◆ Your task:
Pictures are not part of the copy; repeat everything else in the records exactly.

◆ Supplied data:
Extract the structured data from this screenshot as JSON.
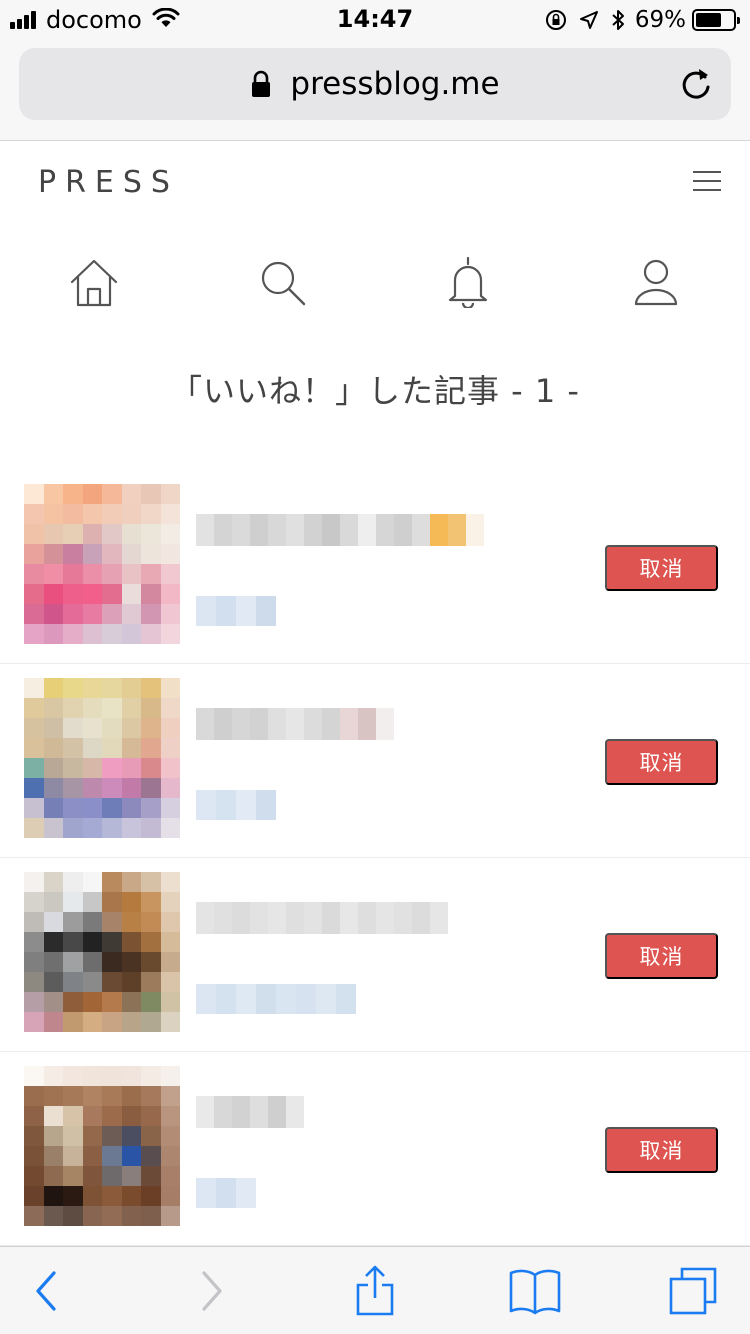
{
  "status_bar": {
    "carrier": "docomo",
    "time": "14:47",
    "battery_percent": "69%",
    "battery_level": 0.69,
    "icons": [
      "signal-icon",
      "wifi-icon",
      "orientation-lock-icon",
      "location-arrow-icon",
      "bluetooth-icon",
      "battery-icon"
    ]
  },
  "browser": {
    "url": "pressblog.me",
    "icons": [
      "lock-icon",
      "reload-icon"
    ]
  },
  "site": {
    "logo": "PRESS",
    "nav": [
      {
        "name": "home",
        "icon": "home-icon"
      },
      {
        "name": "search",
        "icon": "search-icon"
      },
      {
        "name": "notifications",
        "icon": "bell-icon"
      },
      {
        "name": "profile",
        "icon": "user-icon"
      }
    ]
  },
  "page": {
    "title": "「いいね！」した記事 - 1 -"
  },
  "articles": [
    {
      "cancel_label": "取消"
    },
    {
      "cancel_label": "取消"
    },
    {
      "cancel_label": "取消"
    },
    {
      "cancel_label": "取消"
    }
  ],
  "toolbar": {
    "icons": [
      "back-icon",
      "forward-icon",
      "share-icon",
      "bookmarks-icon",
      "tabs-icon"
    ]
  },
  "colors": {
    "accent_blue": "#1a7cf0",
    "cancel_button": "#de5450",
    "text_dark": "#444444"
  }
}
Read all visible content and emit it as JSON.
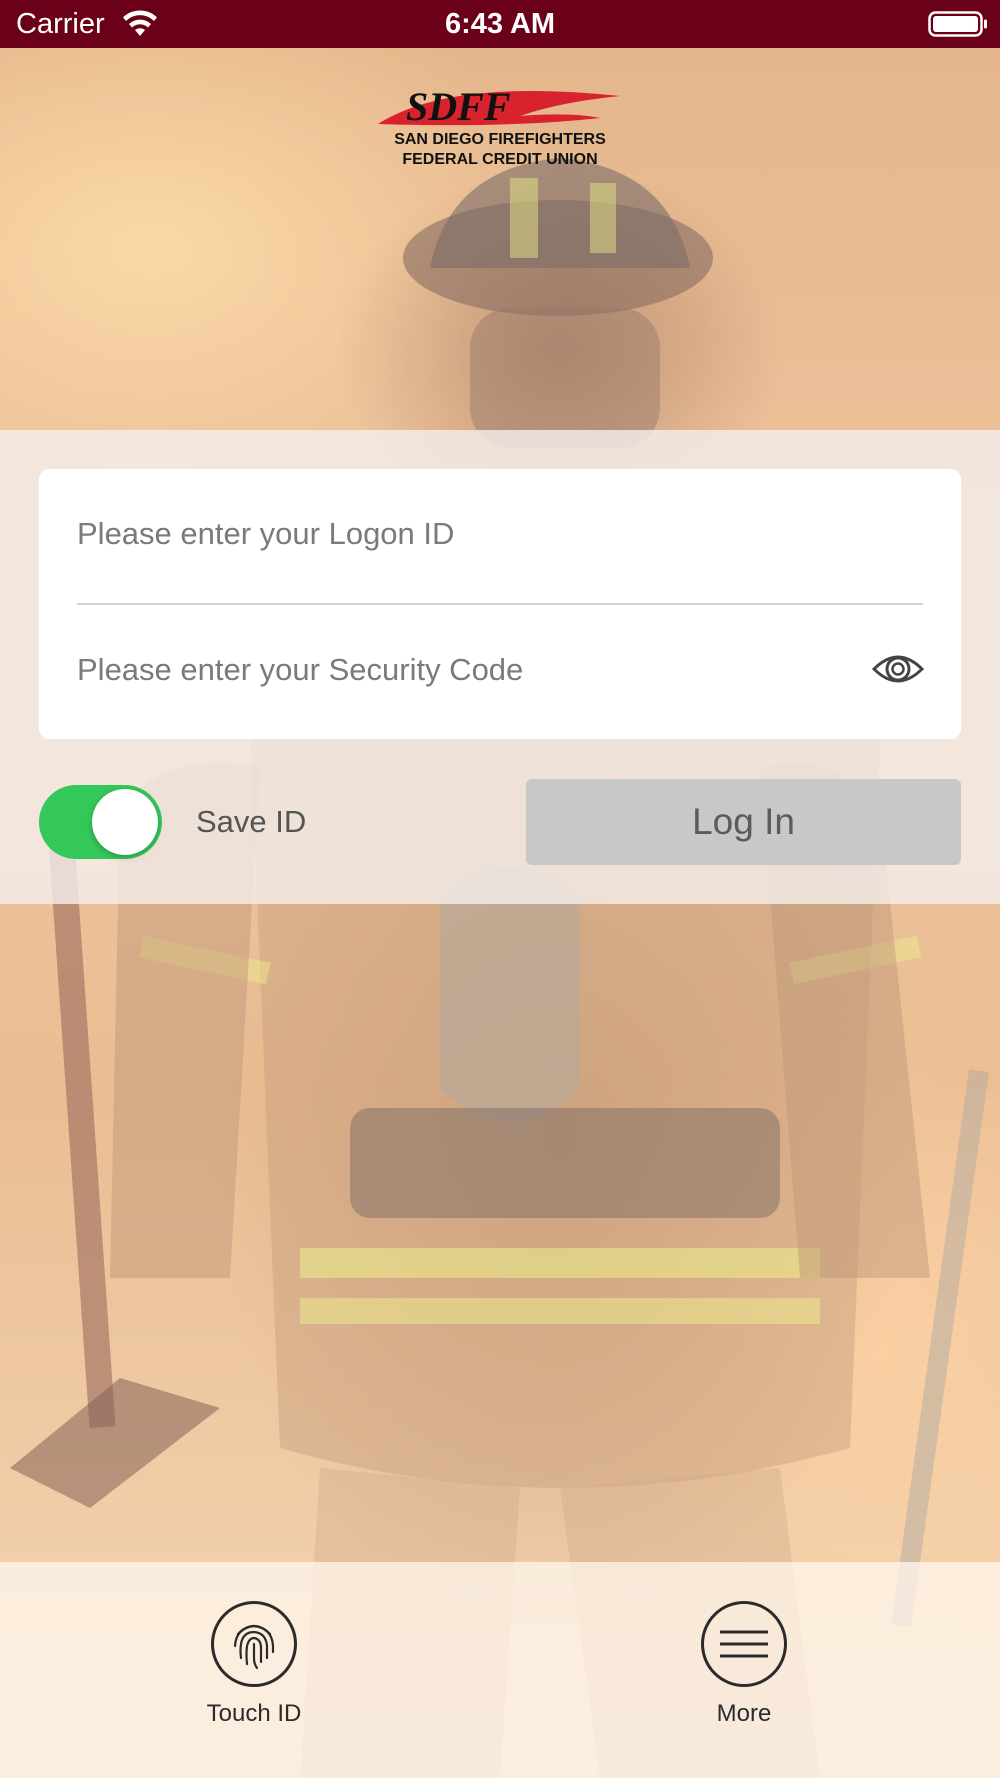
{
  "status_bar": {
    "carrier": "Carrier",
    "time": "6:43 AM"
  },
  "logo": {
    "abbreviation": "SDFF",
    "line1": "SAN DIEGO FIREFIGHTERS",
    "line2": "FEDERAL CREDIT UNION"
  },
  "login_form": {
    "logon_id_placeholder": "Please enter your Logon ID",
    "security_code_placeholder": "Please enter your Security Code",
    "show_password_icon": "eye-icon",
    "save_id_label": "Save ID",
    "save_id_enabled": true,
    "login_button_label": "Log In"
  },
  "bottom_bar": {
    "touch_id_label": "Touch ID",
    "touch_id_icon": "fingerprint-icon",
    "more_label": "More",
    "more_icon": "menu-icon"
  },
  "colors": {
    "status_bar": "#6b0019",
    "toggle_on": "#34c759",
    "login_button": "#c8c8c8",
    "logo_red": "#d8222e"
  }
}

◆ Output of the exercise:
Extract the structured data from this screenshot as JSON.
{
  "status_bar": {
    "carrier": "docomo",
    "time": "14:47",
    "battery_percent": "69%",
    "battery_level": 0.69,
    "icons": [
      "signal-icon",
      "wifi-icon",
      "orientation-lock-icon",
      "location-arrow-icon",
      "bluetooth-icon",
      "battery-icon"
    ]
  },
  "browser": {
    "url": "pressblog.me",
    "icons": [
      "lock-icon",
      "reload-icon"
    ]
  },
  "site": {
    "logo": "PRESS",
    "nav": [
      {
        "name": "home",
        "icon": "home-icon"
      },
      {
        "name": "search",
        "icon": "search-icon"
      },
      {
        "name": "notifications",
        "icon": "bell-icon"
      },
      {
        "name": "profile",
        "icon": "user-icon"
      }
    ]
  },
  "page": {
    "title": "「いいね！」した記事 - 1 -"
  },
  "articles": [
    {
      "cancel_label": "取消"
    },
    {
      "cancel_label": "取消"
    },
    {
      "cancel_label": "取消"
    },
    {
      "cancel_label": "取消"
    }
  ],
  "toolbar": {
    "icons": [
      "back-icon",
      "forward-icon",
      "share-icon",
      "bookmarks-icon",
      "tabs-icon"
    ]
  },
  "colors": {
    "accent_blue": "#1a7cf0",
    "cancel_button": "#de5450",
    "text_dark": "#444444"
  }
}
Read all visible content and emit it as JSON.
{
  "status_bar": {
    "carrier": "Carrier",
    "time": "6:43 AM"
  },
  "logo": {
    "abbreviation": "SDFF",
    "line1": "SAN DIEGO FIREFIGHTERS",
    "line2": "FEDERAL CREDIT UNION"
  },
  "login_form": {
    "logon_id_placeholder": "Please enter your Logon ID",
    "security_code_placeholder": "Please enter your Security Code",
    "show_password_icon": "eye-icon",
    "save_id_label": "Save ID",
    "save_id_enabled": true,
    "login_button_label": "Log In"
  },
  "bottom_bar": {
    "touch_id_label": "Touch ID",
    "touch_id_icon": "fingerprint-icon",
    "more_label": "More",
    "more_icon": "menu-icon"
  },
  "colors": {
    "status_bar": "#6b0019",
    "toggle_on": "#34c759",
    "login_button": "#c8c8c8",
    "logo_red": "#d8222e"
  }
}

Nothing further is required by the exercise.